**Collected data:**
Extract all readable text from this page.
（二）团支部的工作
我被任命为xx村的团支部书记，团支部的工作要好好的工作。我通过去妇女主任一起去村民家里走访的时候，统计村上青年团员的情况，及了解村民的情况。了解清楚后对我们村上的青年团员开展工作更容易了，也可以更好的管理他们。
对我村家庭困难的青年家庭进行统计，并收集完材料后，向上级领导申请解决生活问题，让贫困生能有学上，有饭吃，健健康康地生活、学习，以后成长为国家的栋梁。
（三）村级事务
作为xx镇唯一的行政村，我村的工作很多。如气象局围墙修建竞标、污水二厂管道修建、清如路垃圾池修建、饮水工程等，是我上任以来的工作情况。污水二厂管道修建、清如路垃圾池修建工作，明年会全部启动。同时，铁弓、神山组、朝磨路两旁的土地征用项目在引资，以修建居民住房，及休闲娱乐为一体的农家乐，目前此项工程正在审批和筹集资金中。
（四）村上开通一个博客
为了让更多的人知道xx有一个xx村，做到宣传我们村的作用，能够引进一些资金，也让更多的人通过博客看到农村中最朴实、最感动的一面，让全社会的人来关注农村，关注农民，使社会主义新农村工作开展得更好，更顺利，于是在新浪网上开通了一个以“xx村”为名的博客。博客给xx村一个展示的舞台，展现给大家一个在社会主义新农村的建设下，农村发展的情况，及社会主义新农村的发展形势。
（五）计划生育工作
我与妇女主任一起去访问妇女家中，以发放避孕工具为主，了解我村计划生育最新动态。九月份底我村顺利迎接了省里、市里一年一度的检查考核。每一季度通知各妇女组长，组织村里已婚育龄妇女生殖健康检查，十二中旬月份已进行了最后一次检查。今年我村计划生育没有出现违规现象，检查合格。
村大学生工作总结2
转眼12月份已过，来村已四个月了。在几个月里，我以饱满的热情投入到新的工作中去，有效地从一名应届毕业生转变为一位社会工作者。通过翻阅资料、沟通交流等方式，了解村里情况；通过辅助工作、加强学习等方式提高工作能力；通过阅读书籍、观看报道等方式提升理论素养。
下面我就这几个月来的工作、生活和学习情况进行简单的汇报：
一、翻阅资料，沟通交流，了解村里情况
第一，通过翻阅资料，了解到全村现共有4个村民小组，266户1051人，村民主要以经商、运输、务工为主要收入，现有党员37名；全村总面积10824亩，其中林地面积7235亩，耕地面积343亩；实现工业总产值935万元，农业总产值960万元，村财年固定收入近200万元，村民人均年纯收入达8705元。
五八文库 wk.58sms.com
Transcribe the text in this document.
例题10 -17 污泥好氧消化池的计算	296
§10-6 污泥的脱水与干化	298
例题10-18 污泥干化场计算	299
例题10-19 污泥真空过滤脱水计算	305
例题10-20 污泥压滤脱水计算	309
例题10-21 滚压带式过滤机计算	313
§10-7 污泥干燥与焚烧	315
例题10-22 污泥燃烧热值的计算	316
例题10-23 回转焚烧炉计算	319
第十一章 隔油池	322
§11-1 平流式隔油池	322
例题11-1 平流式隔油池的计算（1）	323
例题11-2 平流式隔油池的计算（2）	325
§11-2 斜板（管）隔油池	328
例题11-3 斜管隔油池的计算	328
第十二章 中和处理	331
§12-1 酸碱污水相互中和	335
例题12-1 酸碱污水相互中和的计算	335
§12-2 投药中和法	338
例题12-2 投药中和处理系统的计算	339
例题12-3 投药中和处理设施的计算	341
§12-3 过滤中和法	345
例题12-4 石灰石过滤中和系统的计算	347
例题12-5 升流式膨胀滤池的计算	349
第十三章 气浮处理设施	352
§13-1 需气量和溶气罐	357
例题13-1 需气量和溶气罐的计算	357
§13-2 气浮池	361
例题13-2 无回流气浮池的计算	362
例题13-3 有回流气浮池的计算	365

**GIVEN EXERCISE:**
Transcribe the material exactly as it reads.

**COMPLETE RESPONSE:**
Extract all readable text from this page.
（二）团支部的工作
我被任命为xx村的团支部书记，团支部的工作要好好的工作。我通过去妇女主任一起去村民家里走访的时候，统计村上青年团员的情况，及了解村民的情况。了解清楚后对我们村上的青年团员开展工作更容易了，也可以更好的管理他们。
对我村家庭困难的青年家庭进行统计，并收集完材料后，向上级领导申请解决生活问题，让贫困生能有学上，有饭吃，健健康康地生活、学习，以后成长为国家的栋梁。
（三）村级事务
作为xx镇唯一的行政村，我村的工作很多。如气象局围墙修建竞标、污水二厂管道修建、清如路垃圾池修建、饮水工程等，是我上任以来的工作情况。污水二厂管道修建、清如路垃圾池修建工作，明年会全部启动。同时，铁弓、神山组、朝磨路两旁的土地征用项目在引资，以修建居民住房，及休闲娱乐为一体的农家乐，目前此项工程正在审批和筹集资金中。
（四）村上开通一个博客
为了让更多的人知道xx有一个xx村，做到宣传我们村的作用，能够引进一些资金，也让更多的人通过博客看到农村中最朴实、最感动的一面，让全社会的人来关注农村，关注农民，使社会主义新农村工作开展得更好，更顺利，于是在新浪网上开通了一个以“xx村”为名的博客。博客给xx村一个展示的舞台，展现给大家一个在社会主义新农村的建设下，农村发展的情况，及社会主义新农村的发展形势。
（五）计划生育工作
我与妇女主任一起去访问妇女家中，以发放避孕工具为主，了解我村计划生育最新动态。九月份底我村顺利迎接了省里、市里一年一度的检查考核。每一季度通知各妇女组长，组织村里已婚育龄妇女生殖健康检查，十二中旬月份已进行了最后一次检查。今年我村计划生育没有出现违规现象，检查合格。
村大学生工作总结2
转眼12月份已过，来村已四个月了。在几个月里，我以饱满的热情投入到新的工作中去，有效地从一名应届毕业生转变为一位社会工作者。通过翻阅资料、沟通交流等方式，了解村里情况；通过辅助工作、加强学习等方式提高工作能力；通过阅读书籍、观看报道等方式提升理论素养。
下面我就这几个月来的工作、生活和学习情况进行简单的汇报：
一、翻阅资料，沟通交流，了解村里情况
第一，通过翻阅资料，了解到全村现共有4个村民小组，266户1051人，村民主要以经商、运输、务工为主要收入，现有党员37名；全村总面积10824亩，其中林地面积7235亩，耕地面积343亩；实现工业总产值935万元，农业总产值960万元，村财年固定收入近200万元，村民人均年纯收入达8705元。
五八文库 wk.58sms.com
Transcribe the text in this document.
例题10 -17 污泥好氧消化池的计算	296
§10-6 污泥的脱水与干化	298
例题10-18 污泥干化场计算	299
例题10-19 污泥真空过滤脱水计算	305
例题10-20 污泥压滤脱水计算	309
例题10-21 滚压带式过滤机计算	313
§10-7 污泥干燥与焚烧	315
例题10-22 污泥燃烧热值的计算	316
例题10-23 回转焚烧炉计算	319
第十一章 隔油池	322
§11-1 平流式隔油池	322
例题11-1 平流式隔油池的计算（1）	323
例题11-2 平流式隔油池的计算（2）	325
§11-2 斜板（管）隔油池	328
例题11-3 斜管隔油池的计算	328
第十二章 中和处理	331
§12-1 酸碱污水相互中和	335
例题12-1 酸碱污水相互中和的计算	335
§12-2 投药中和法	338
例题12-2 投药中和处理系统的计算	339
例题12-3 投药中和处理设施的计算	341
§12-3 过滤中和法	345
例题12-4 石灰石过滤中和系统的计算	347
例题12-5 升流式膨胀滤池的计算	349
第十三章 气浮处理设施	352
§13-1 需气量和溶气罐	357
例题13-1 需气量和溶气罐的计算	357
§13-2 气浮池	361
例题13-2 无回流气浮池的计算	362
例题13-3 有回流气浮池的计算	365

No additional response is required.